# [Work required]
Please transcribe the data below exactly. Leave the pictures out.
· · ·
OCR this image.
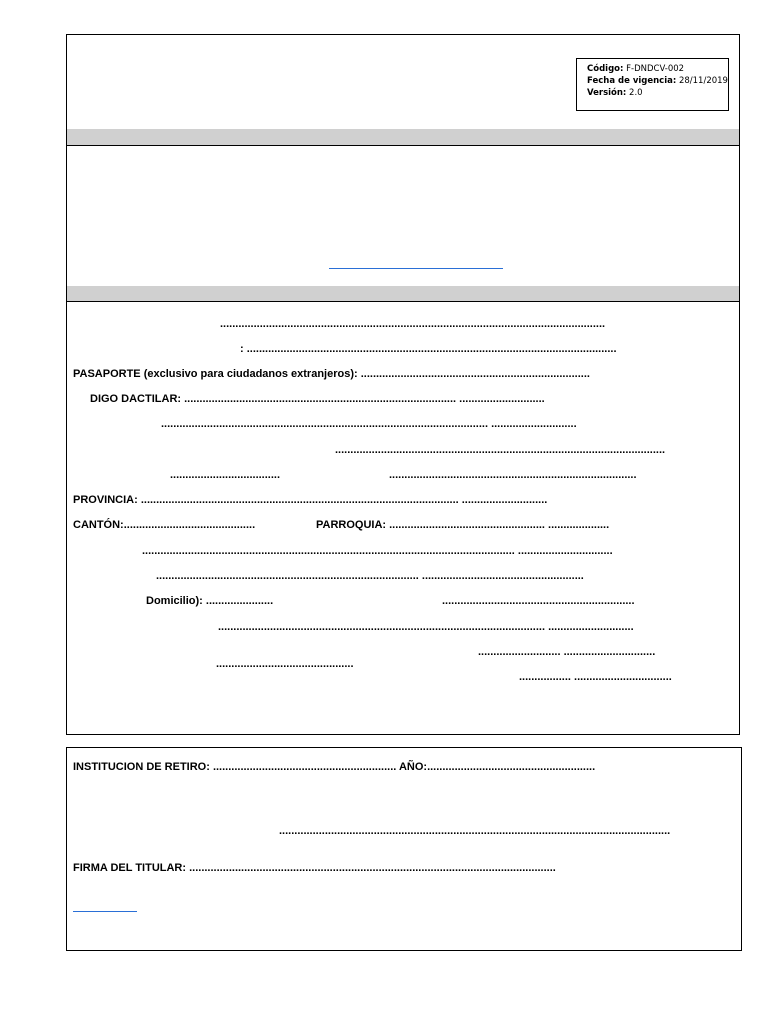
Código: F-DNDCV-002
Fecha de vigencia: 28/11/2019
Versión: 2.0
..............................................................................................................................
: .........................................................................................................................
PASAPORTE (exclusivo para ciudadanos extranjeros): ...........................................................................
DIGO DACTILAR: ......................................................................................... ............................
........................................................................................................... ............................
............................................................................................................
....................................	.................................................................................
PROVINCIA: ........................................................................................................ ............................
CANTÓN:...........................................	PARROQUIA: ................................................... ....................
.......................................................................................................................... ...............................
...................................................................................... .....................................................
Domicilio): ......................	...............................................................
........................................................................................................... ............................
........................... ..............................
.............................................
................. ................................
INSTITUCION DE RETIRO: ............................................................ AÑO:.......................................................
................................................................................................................................
FIRMA DEL TITULAR: ........................................................................................................................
· · ·
# [Solution]
OCR this image.
Código: F-DNDCV-002
Fecha de vigencia: 28/11/2019
Versión: 2.0
..............................................................................................................................
: .........................................................................................................................
PASAPORTE (exclusivo para ciudadanos extranjeros): ...........................................................................
DIGO DACTILAR: ......................................................................................... ............................
........................................................................................................... ............................
............................................................................................................
....................................	.................................................................................
PROVINCIA: ........................................................................................................ ............................
CANTÓN:...........................................	PARROQUIA: ................................................... ....................
.......................................................................................................................... ...............................
...................................................................................... .....................................................
Domicilio): ......................	...............................................................
........................................................................................................... ............................
........................... ..............................
.............................................
................. ................................
INSTITUCION DE RETIRO: ............................................................ AÑO:.......................................................
................................................................................................................................
FIRMA DEL TITULAR: ........................................................................................................................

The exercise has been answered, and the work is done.